[Lines of data]
[Start]
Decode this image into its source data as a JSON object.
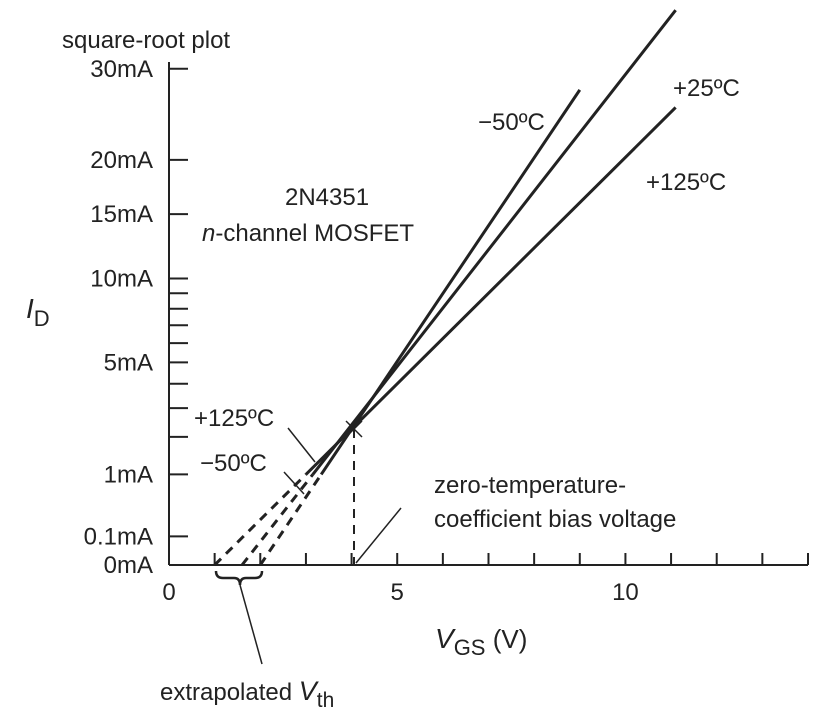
{
  "chart_data": {
    "type": "line",
    "title": "square-root plot",
    "device": [
      "2N4351",
      "n-channel MOSFET"
    ],
    "xlabel": "V_GS (V)",
    "xlabel_parts": [
      "V",
      "GS",
      " (V)"
    ],
    "ylabel": "I_D",
    "ylabel_parts": [
      "I",
      "D"
    ],
    "xlim": [
      0,
      14
    ],
    "x_ticks": [
      0,
      5,
      10
    ],
    "x_minor_step": 1,
    "y_scale": "sqrt",
    "y_unit": "mA",
    "ylim": [
      0,
      39
    ],
    "y_tick_labels": [
      {
        "value": 0,
        "label": "0mA"
      },
      {
        "value": 0.1,
        "label": "0.1mA"
      },
      {
        "value": 1,
        "label": "1mA"
      },
      {
        "value": 5,
        "label": "5mA"
      },
      {
        "value": 10,
        "label": "10mA"
      },
      {
        "value": 15,
        "label": "15mA"
      },
      {
        "value": 20,
        "label": "20mA"
      },
      {
        "value": 30,
        "label": "30mA"
      }
    ],
    "y_minor_ticks": [
      2,
      3,
      4,
      6,
      7,
      8,
      9
    ],
    "series": [
      {
        "name": "−50ºC",
        "x": [
          2.0,
          9.0
        ],
        "y": [
          0,
          27.5
        ]
      },
      {
        "name": "+25ºC",
        "x": [
          1.6,
          11.1
        ],
        "y": [
          0,
          37.5
        ]
      },
      {
        "name": "+125ºC",
        "x": [
          1.0,
          11.1
        ],
        "y": [
          0,
          25.5
        ]
      }
    ],
    "crossover": {
      "x": 4.1,
      "y": 2.2
    },
    "annotations": {
      "neg50_top": "−50ºC",
      "pos25_top": "+25ºC",
      "pos125_top": "+125ºC",
      "pos125_low": "+125ºC",
      "neg50_low": "−50ºC",
      "ztc": [
        "zero-temperature-",
        "coefficient bias voltage"
      ],
      "vth": [
        "extrapolated ",
        "V",
        "th"
      ]
    }
  }
}
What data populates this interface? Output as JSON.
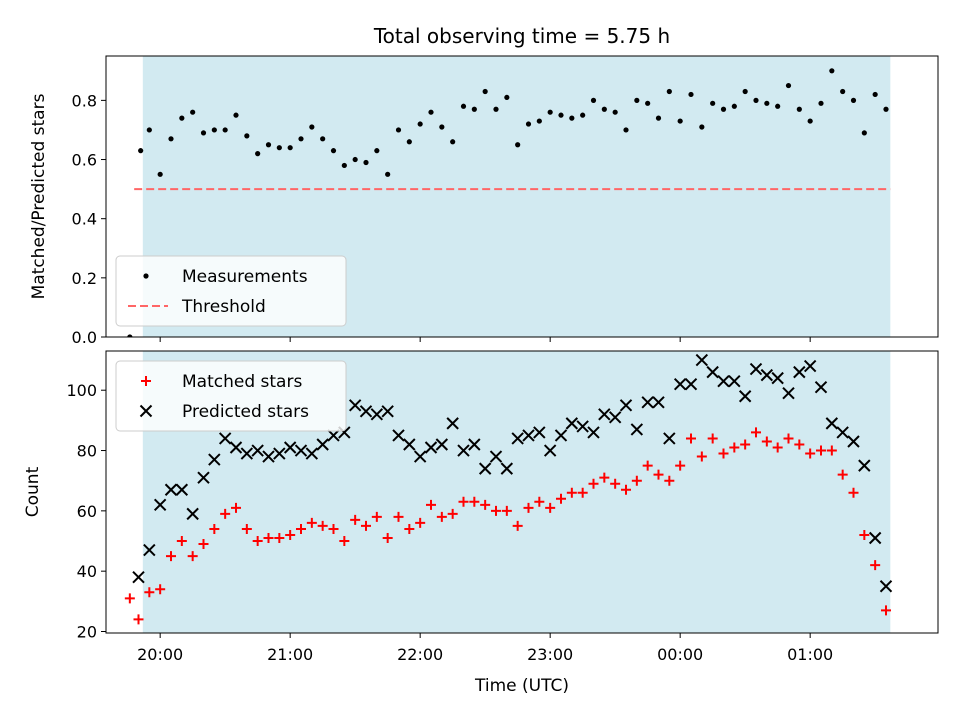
[End]
TASK PROMPT: Return every line of the records exactly as given, pictures excluded.

RESPONSE TO THIS EXERCISE:
Decode this image into its source data as a JSON object.
{
  "chart_data": {
    "type": "line",
    "title": "square-root plot",
    "device": [
      "2N4351",
      "n-channel MOSFET"
    ],
    "xlabel": "V_GS (V)",
    "xlabel_parts": [
      "V",
      "GS",
      " (V)"
    ],
    "ylabel": "I_D",
    "ylabel_parts": [
      "I",
      "D"
    ],
    "xlim": [
      0,
      14
    ],
    "x_ticks": [
      0,
      5,
      10
    ],
    "x_minor_step": 1,
    "y_scale": "sqrt",
    "y_unit": "mA",
    "ylim": [
      0,
      39
    ],
    "y_tick_labels": [
      {
        "value": 0,
        "label": "0mA"
      },
      {
        "value": 0.1,
        "label": "0.1mA"
      },
      {
        "value": 1,
        "label": "1mA"
      },
      {
        "value": 5,
        "label": "5mA"
      },
      {
        "value": 10,
        "label": "10mA"
      },
      {
        "value": 15,
        "label": "15mA"
      },
      {
        "value": 20,
        "label": "20mA"
      },
      {
        "value": 30,
        "label": "30mA"
      }
    ],
    "y_minor_ticks": [
      2,
      3,
      4,
      6,
      7,
      8,
      9
    ],
    "series": [
      {
        "name": "−50ºC",
        "x": [
          2.0,
          9.0
        ],
        "y": [
          0,
          27.5
        ]
      },
      {
        "name": "+25ºC",
        "x": [
          1.6,
          11.1
        ],
        "y": [
          0,
          37.5
        ]
      },
      {
        "name": "+125ºC",
        "x": [
          1.0,
          11.1
        ],
        "y": [
          0,
          25.5
        ]
      }
    ],
    "crossover": {
      "x": 4.1,
      "y": 2.2
    },
    "annotations": {
      "neg50_top": "−50ºC",
      "pos25_top": "+25ºC",
      "pos125_top": "+125ºC",
      "pos125_low": "+125ºC",
      "neg50_low": "−50ºC",
      "ztc": [
        "zero-temperature-",
        "coefficient bias voltage"
      ],
      "vth": [
        "extrapolated ",
        "V",
        "th"
      ]
    }
  }
}
What data populates this interface? Output as JSON.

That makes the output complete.